[Stored entries]
——————
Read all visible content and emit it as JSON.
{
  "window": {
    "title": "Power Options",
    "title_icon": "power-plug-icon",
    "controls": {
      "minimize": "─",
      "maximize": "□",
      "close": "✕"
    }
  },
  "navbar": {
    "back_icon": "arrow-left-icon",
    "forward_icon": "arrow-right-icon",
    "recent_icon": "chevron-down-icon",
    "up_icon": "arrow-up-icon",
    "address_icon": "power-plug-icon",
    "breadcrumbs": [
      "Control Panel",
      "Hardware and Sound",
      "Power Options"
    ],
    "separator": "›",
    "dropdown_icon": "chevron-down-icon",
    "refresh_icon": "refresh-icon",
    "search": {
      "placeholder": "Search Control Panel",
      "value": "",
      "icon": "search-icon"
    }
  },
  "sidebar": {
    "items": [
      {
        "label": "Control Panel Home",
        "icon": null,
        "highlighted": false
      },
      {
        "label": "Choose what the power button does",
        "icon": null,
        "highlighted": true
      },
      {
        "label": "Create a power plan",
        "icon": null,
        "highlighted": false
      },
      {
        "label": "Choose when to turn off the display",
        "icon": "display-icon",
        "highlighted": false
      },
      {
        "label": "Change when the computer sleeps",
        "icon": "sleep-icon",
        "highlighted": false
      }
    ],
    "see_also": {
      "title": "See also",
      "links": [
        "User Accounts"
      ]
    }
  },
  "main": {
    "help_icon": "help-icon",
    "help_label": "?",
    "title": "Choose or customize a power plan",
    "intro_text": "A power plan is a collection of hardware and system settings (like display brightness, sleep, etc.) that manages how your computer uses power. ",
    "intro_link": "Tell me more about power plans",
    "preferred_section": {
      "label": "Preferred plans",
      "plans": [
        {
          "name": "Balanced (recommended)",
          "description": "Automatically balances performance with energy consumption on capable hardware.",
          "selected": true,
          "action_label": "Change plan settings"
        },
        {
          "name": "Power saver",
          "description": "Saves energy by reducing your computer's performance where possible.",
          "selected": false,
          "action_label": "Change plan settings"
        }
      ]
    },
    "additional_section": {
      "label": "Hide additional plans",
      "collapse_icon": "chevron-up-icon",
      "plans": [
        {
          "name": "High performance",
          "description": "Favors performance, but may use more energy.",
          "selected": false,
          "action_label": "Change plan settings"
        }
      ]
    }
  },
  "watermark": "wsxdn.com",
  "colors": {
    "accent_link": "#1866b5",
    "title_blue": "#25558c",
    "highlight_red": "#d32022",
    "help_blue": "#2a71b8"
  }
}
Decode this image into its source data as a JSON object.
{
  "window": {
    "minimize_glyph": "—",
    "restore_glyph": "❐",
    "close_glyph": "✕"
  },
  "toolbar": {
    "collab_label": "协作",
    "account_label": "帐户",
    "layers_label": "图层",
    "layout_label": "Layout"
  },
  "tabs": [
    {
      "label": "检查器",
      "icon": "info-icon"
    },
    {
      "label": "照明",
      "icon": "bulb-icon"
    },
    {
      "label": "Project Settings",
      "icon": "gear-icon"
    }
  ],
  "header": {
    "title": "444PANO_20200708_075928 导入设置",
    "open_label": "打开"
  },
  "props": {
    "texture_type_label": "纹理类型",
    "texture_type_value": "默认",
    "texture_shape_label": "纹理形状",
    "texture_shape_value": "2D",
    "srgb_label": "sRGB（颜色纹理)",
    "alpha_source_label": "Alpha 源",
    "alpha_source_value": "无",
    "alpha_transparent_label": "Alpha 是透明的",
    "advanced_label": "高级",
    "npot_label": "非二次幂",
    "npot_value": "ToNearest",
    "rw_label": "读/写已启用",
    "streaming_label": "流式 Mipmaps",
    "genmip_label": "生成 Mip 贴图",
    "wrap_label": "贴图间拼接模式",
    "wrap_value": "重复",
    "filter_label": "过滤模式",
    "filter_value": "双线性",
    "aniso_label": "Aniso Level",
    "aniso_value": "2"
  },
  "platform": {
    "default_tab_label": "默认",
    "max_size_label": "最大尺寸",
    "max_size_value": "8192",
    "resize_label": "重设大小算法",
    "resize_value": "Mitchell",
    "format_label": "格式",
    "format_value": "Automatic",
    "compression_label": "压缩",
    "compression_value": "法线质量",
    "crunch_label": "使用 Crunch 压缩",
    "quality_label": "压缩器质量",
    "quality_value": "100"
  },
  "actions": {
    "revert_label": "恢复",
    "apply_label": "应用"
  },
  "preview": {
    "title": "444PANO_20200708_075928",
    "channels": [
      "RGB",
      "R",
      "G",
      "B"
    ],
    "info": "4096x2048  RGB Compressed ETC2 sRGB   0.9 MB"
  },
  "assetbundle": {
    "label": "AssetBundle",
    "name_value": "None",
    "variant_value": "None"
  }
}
——————
### Exercise task
Display every line of the listing that contains the string "your".

### Written solution
    "intro_text": "A power plan is a collection of hardware and system settings (like display brightness, sleep, etc.) that manages how your computer uses power. ",
          "description": "Saves energy by reducing your computer's performance where possible.",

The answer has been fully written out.